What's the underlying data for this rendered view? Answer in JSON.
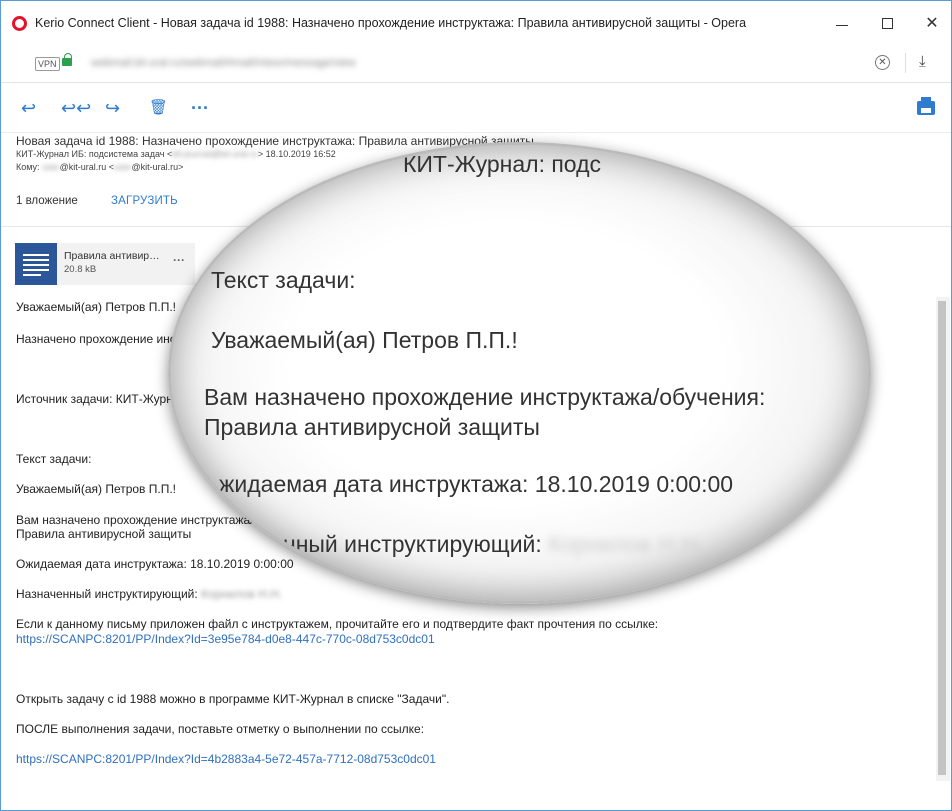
{
  "window": {
    "title": "Kerio Connect Client - Новая задача id 1988: Назначено прохождение инструктажа: Правила антивирусной защиты - Opera",
    "vpn_label": "VPN",
    "url": "webmail.kit-ural.ru/webmail/#mail/Inbox/message/view"
  },
  "toolbar": {
    "reply_icon": "reply-icon",
    "reply_all_icon": "reply-all-icon",
    "forward_icon": "forward-icon",
    "delete_icon": "trash-icon",
    "more_label": "···",
    "print_icon": "print-icon",
    "accent_color": "#2f7bd0"
  },
  "message": {
    "subject": "Новая задача id 1988: Назначено прохождение инструктажа: Правила антивирусной защиты",
    "from_prefix": "КИТ-Журнал ИБ: подсистема задач <",
    "from_hidden": "kit-journal@kit-ural.ru",
    "from_suffix": "> 18.10.2019 16:52",
    "to_prefix": "Кому:",
    "to_hidden_1": "user",
    "to_mid": "@kit-ural.ru <",
    "to_hidden_2": "user",
    "to_suffix": "@kit-ural.ru>"
  },
  "attachments": {
    "count_label": "1 вложение",
    "download_label": "ЗАГРУЗИТЬ",
    "file_name": "Правила антивир…",
    "file_size": "20.8 kB",
    "more_label": "···"
  },
  "body": {
    "greeting": "Уважаемый(ая) Петров П.П.!",
    "assigned": "Назначено прохождение инструктажа: Правила антивирусной защиты",
    "source": "Источник задачи: КИТ-Журнал ИБ",
    "task_text_label": "Текст задачи:",
    "task_greeting": " Уважаемый(ая)  Петров П.П.!",
    "assigned_full_1": "Вам назначено прохождение инструктажа/обучения:",
    "assigned_full_2": "Правила антивирусной защиты",
    "expected_date": "Ожидаемая дата инструктажа: 18.10.2019 0:00:00",
    "instructor_label": "Назначенный инструктирующий:",
    "instructor_name": "Корнилов Н.Н.",
    "attached_note": "Если к данному письму приложен файл с инструктажем, прочитайте его и подтвердите факт прочтения по ссылке:",
    "link_1": "https://SCANPC:8201/PP/Index?Id=3e95e784-d0e8-447c-770c-08d753c0dc01",
    "open_task": "Открыть задачу с id 1988 можно в программе КИТ-Журнал в списке \"Задачи\".",
    "after_note": "ПОСЛЕ выполнения задачи, поставьте отметку о выполнении по ссылке:",
    "link_2": "https://SCANPC:8201/PP/Index?Id=4b2883a4-5e72-457a-7712-08d753c0dc01"
  },
  "magnifier": {
    "top_fragment": "КИТ-Журнал: подс",
    "task_text_label": "Текст задачи:",
    "greeting": "Уважаемый(ая)  Петров П.П.!",
    "assigned_1": "Вам назначено прохождение инструктажа/обучения:",
    "assigned_2": "Правила антивирусной защиты",
    "expected_date": "жидаемая дата инструктажа: 18.10.2019 0:00:00",
    "instructor_fragment": "нный инструктирующий:",
    "instructor_hidden": "Корнилов Н.Н."
  },
  "colors": {
    "link": "#2f6fc0",
    "opera_red": "#e3132a",
    "word_blue": "#2b579a"
  }
}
== == ==
> _WHAT THE EXERCISE ASKS_: Pictures in the records above are not copied; print everything else exactly.

> _PROBLEM SOLUTION_:
What's the underlying data for this rendered view? Answer in JSON.
{
  "window": {
    "title": "Kerio Connect Client - Новая задача id 1988: Назначено прохождение инструктажа: Правила антивирусной защиты - Opera",
    "vpn_label": "VPN",
    "url": "webmail.kit-ural.ru/webmail/#mail/Inbox/message/view"
  },
  "toolbar": {
    "reply_icon": "reply-icon",
    "reply_all_icon": "reply-all-icon",
    "forward_icon": "forward-icon",
    "delete_icon": "trash-icon",
    "more_label": "···",
    "print_icon": "print-icon",
    "accent_color": "#2f7bd0"
  },
  "message": {
    "subject": "Новая задача id 1988: Назначено прохождение инструктажа: Правила антивирусной защиты",
    "from_prefix": "КИТ-Журнал ИБ: подсистема задач <",
    "from_hidden": "kit-journal@kit-ural.ru",
    "from_suffix": "> 18.10.2019 16:52",
    "to_prefix": "Кому:",
    "to_hidden_1": "user",
    "to_mid": "@kit-ural.ru <",
    "to_hidden_2": "user",
    "to_suffix": "@kit-ural.ru>"
  },
  "attachments": {
    "count_label": "1 вложение",
    "download_label": "ЗАГРУЗИТЬ",
    "file_name": "Правила антивир…",
    "file_size": "20.8 kB",
    "more_label": "···"
  },
  "body": {
    "greeting": "Уважаемый(ая) Петров П.П.!",
    "assigned": "Назначено прохождение инструктажа: Правила антивирусной защиты",
    "source": "Источник задачи: КИТ-Журнал ИБ",
    "task_text_label": "Текст задачи:",
    "task_greeting": " Уважаемый(ая)  Петров П.П.!",
    "assigned_full_1": "Вам назначено прохождение инструктажа/обучения:",
    "assigned_full_2": "Правила антивирусной защиты",
    "expected_date": "Ожидаемая дата инструктажа: 18.10.2019 0:00:00",
    "instructor_label": "Назначенный инструктирующий:",
    "instructor_name": "Корнилов Н.Н.",
    "attached_note": "Если к данному письму приложен файл с инструктажем, прочитайте его и подтвердите факт прочтения по ссылке:",
    "link_1": "https://SCANPC:8201/PP/Index?Id=3e95e784-d0e8-447c-770c-08d753c0dc01",
    "open_task": "Открыть задачу с id 1988 можно в программе КИТ-Журнал в списке \"Задачи\".",
    "after_note": "ПОСЛЕ выполнения задачи, поставьте отметку о выполнении по ссылке:",
    "link_2": "https://SCANPC:8201/PP/Index?Id=4b2883a4-5e72-457a-7712-08d753c0dc01"
  },
  "magnifier": {
    "top_fragment": "КИТ-Журнал: подс",
    "task_text_label": "Текст задачи:",
    "greeting": "Уважаемый(ая)  Петров П.П.!",
    "assigned_1": "Вам назначено прохождение инструктажа/обучения:",
    "assigned_2": "Правила антивирусной защиты",
    "expected_date": "жидаемая дата инструктажа: 18.10.2019 0:00:00",
    "instructor_fragment": "нный инструктирующий:",
    "instructor_hidden": "Корнилов Н.Н."
  },
  "colors": {
    "link": "#2f6fc0",
    "opera_red": "#e3132a",
    "word_blue": "#2b579a"
  }
}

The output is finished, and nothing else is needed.